Aim
Copy each line below in which the word "Load" occurs.

Provided information
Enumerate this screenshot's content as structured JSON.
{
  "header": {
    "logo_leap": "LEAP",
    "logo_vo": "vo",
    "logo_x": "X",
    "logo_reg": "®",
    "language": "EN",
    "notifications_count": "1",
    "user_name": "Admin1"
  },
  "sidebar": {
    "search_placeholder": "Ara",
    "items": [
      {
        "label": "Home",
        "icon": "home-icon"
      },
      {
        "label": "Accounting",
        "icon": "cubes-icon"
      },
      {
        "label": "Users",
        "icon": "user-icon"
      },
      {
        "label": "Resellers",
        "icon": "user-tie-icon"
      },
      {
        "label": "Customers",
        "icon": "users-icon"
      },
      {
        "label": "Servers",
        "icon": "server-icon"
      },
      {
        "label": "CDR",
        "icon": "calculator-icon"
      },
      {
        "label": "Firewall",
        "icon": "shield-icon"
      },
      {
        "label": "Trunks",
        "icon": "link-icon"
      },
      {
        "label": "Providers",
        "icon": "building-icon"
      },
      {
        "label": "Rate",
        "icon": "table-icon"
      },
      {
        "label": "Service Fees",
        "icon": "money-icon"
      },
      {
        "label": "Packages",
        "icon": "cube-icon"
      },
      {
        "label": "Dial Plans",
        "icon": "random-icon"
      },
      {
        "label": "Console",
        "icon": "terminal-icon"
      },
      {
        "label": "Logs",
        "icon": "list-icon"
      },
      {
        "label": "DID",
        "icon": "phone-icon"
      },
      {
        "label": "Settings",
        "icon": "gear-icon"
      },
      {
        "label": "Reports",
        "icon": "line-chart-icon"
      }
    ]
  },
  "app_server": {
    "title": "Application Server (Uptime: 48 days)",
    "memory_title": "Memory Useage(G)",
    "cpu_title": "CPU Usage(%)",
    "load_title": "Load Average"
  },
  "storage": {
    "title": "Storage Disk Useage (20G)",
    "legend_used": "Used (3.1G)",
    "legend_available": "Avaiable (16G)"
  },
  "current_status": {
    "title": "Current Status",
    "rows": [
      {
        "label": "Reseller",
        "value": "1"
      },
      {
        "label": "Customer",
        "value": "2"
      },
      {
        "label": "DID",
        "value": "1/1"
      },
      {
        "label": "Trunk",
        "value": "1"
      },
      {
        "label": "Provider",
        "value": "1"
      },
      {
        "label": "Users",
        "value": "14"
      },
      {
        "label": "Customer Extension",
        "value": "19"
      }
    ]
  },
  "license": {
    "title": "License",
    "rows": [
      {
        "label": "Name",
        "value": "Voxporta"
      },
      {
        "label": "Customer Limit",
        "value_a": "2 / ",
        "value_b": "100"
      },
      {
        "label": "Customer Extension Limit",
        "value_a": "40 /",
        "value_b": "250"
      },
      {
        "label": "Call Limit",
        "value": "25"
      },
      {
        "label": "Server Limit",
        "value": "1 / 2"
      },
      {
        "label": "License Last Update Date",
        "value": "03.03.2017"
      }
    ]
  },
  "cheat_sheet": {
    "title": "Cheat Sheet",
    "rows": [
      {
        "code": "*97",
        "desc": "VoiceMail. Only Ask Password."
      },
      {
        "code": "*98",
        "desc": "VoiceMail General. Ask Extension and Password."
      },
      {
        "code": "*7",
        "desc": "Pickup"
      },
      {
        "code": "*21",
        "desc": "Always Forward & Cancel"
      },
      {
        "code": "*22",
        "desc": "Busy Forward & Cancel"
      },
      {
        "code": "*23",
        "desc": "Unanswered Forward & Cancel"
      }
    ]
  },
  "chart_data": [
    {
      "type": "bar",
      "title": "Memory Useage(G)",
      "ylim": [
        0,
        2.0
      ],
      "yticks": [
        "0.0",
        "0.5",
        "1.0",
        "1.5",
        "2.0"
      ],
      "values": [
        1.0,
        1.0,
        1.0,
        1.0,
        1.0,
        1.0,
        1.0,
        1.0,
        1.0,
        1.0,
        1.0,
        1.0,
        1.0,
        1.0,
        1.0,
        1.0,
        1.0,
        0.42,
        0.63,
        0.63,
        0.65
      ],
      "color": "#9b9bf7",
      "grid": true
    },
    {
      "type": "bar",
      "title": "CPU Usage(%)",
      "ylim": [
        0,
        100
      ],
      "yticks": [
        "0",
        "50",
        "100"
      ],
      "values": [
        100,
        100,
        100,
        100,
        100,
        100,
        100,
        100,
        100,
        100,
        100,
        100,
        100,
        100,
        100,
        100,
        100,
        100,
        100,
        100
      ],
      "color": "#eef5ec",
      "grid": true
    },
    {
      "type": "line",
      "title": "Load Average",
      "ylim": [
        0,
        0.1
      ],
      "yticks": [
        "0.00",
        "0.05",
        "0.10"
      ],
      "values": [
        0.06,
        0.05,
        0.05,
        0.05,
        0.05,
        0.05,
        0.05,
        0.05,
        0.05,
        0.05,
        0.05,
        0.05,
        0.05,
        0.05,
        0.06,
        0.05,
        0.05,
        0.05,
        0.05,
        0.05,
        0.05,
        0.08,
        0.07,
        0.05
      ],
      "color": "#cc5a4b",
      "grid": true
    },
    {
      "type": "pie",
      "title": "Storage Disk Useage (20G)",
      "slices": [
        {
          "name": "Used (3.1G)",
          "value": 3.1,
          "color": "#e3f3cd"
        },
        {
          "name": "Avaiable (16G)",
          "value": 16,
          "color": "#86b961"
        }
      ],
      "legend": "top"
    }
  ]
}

Complete output
    "load_title": "Load Average"
      "title": "Load Average",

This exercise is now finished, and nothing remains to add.